* [EXCERPT]:
• • • •

A three-year study of esophageal cancer patients who received radiation therapy at the Oregon Health & Science University Knight Cancer Institute reveals significant improvements to their quality of life when it comes to physical symptoms. However, the quality of patients’ spiritual and psychological health was mixed.
“It’s important to study the effect of treatment on our patients,” says Charles R. Thomas, Jr., M.D., professor of radiation medicine in the OHSU School of Medicine and chairman of radiation medicine at the OHSU Knight Cancer Institute. “Knowing how they feel as we fight cancer is an important element to our success.”
The study by Dr. Thomas and his colleagues was presented at the 2010 Gastrointestinal Cancers Symposium in Orlando, January 15th-17th.
From 2006 to 2008 esophageal cancer patients at the OHSU Knight Cancer Institute were asked to fill out questionnaires at the beginning and end of their radiation therapy, and after the first follow-up visit. A total of 25 patients completed the questionnaires, which consisted of numerical scores to indicate level of well-being or symptom burden. Scores were then analyzed for changes in quality of life. The change for each patient’s score was then calculated individually for each question as well as cumulatively for each section of the questionnaire. Significant change is defined as being >12.5%, corresponding to a 0.5 point change on the 4-point scale in the questionnaire. Please refer to the survey results table attached to this email in a separate PDF.
Patients reported a significant decline in many side-effects from start to end of radiation therapy, such as nausea. Patients also experienced physical improvements following radiation therapy (a gain in appetite and improved ability to swallow.) However, patients also reported a decline in their ability to communicate and enjoy life. While patients who answered the survey said they felt more strongly that life lacked meaning and purpose, they also felt a greater reason for living and a stronger attachment to spiritual beliefs at the end of their treatment.
According to Dr. Thomas, additional patient-provider communication studies are necessary to determine the underpinnings of why patients may paradoxically feel that life lacked meaning and/or purpose during treatment while also simultaneously sensing that they have obtained a greater reason for living.
Others involved in this study were Tasha McDonald M.D., chief resident at the OHSU Knight Cancer Institute department of radiation medicine, and Peter Jenson, B.S., OHSU Knight Cancer Institute research associate.
About the Knight Cancer Institute
With the latest treatments, technologies, hundreds of research studies and approximately 400 clinical trials, the OHSU Knight Cancer Institute is the only cancer center between Sacramento and Seattle designated by the National Cancer Institute — an honor earned only by the nation’s top cancer centers. The honor is shared among the more than 650 doctors, nurses, scientists and staff who work together at the OHSU Knight Cancer Institute to reduce the impact of cancer.
Oregon Health & Science University is the state’s only health and research university, and Oregon’s only academic health center. OHSU is Portland’s largest employer and the fourth largest in Oregon (excluding government). OHSU’s size contributes to its ability to provide many services and community support activities not found anywhere else in the state. It serves patients from every corner of the state, and is a conduit for learning for more than 3,400 students and trainees. OHSU is the source of more than 200 community outreach programs that bring health and education services to every county in the state.

• • • •

* [INFORMATION GIVEN]:
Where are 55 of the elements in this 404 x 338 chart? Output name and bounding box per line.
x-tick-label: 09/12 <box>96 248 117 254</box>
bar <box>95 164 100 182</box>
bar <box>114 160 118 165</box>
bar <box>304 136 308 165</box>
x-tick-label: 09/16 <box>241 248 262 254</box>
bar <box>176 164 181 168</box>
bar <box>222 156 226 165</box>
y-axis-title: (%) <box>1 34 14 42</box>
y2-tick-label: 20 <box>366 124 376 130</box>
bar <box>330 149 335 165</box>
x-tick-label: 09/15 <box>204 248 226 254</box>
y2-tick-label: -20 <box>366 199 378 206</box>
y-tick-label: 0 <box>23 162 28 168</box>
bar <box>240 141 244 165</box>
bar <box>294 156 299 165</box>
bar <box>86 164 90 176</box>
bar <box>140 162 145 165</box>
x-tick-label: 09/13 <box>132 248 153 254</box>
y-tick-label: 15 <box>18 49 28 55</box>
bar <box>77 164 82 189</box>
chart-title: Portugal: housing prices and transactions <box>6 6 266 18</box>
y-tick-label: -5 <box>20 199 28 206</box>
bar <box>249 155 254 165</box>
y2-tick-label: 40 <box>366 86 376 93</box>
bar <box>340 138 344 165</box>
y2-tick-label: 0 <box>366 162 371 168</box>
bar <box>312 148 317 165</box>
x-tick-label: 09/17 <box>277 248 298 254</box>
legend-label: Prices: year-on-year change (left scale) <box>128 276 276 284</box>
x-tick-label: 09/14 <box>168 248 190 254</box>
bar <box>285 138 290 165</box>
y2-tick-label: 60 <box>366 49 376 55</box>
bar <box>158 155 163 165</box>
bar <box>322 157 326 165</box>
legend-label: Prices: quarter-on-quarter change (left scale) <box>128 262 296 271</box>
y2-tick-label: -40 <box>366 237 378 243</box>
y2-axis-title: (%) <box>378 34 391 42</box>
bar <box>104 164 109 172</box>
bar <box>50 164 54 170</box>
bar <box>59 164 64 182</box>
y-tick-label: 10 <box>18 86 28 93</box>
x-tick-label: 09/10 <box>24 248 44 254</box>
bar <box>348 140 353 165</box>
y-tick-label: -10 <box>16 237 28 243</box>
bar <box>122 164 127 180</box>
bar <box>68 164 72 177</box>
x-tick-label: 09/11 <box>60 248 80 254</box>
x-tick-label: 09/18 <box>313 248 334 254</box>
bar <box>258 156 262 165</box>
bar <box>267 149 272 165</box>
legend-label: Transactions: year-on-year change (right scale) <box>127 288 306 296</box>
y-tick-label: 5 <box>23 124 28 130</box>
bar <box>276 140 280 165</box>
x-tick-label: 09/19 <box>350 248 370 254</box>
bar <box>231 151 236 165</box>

• • • •

* [TASKS AND EXERCISES]:
**A)** In the article about the esophageal cancer study, do these statements agree with the text? (i) Twenty-five patients completed the questionnaires. (ii) After radiation therapy, patients reported losing their appetite. (iii) The study was presented at a symposium in Seattle.
**B)** Write out the article about the esophageal cancer study word for word, from "About the Knight" to "impact of cancer.".

* [ANSWER SECTION]:
**A)**
(i) Yes: "A total of 25 patients completed the questionnaires"
(ii) No: "a gain in appetite and improved ability to swallow."
(iii) No: "presented at the 2010 Gastrointestinal Cancers Symposium in Orlando"

**B)**
About the Knight Cancer Institute
With the latest treatments, technologies, hundreds of research studies and approximately 400 clinical trials, the OHSU Knight Cancer Institute is the only cancer center between Sacramento and Seattle designated by the National Cancer Institute — an honor earned only by the nation’s top cancer centers. The honor is shared among the more than 650 doctors, nurses, scientists and staff who work together at the OHSU Knight Cancer Institute to reduce the impact of cancer.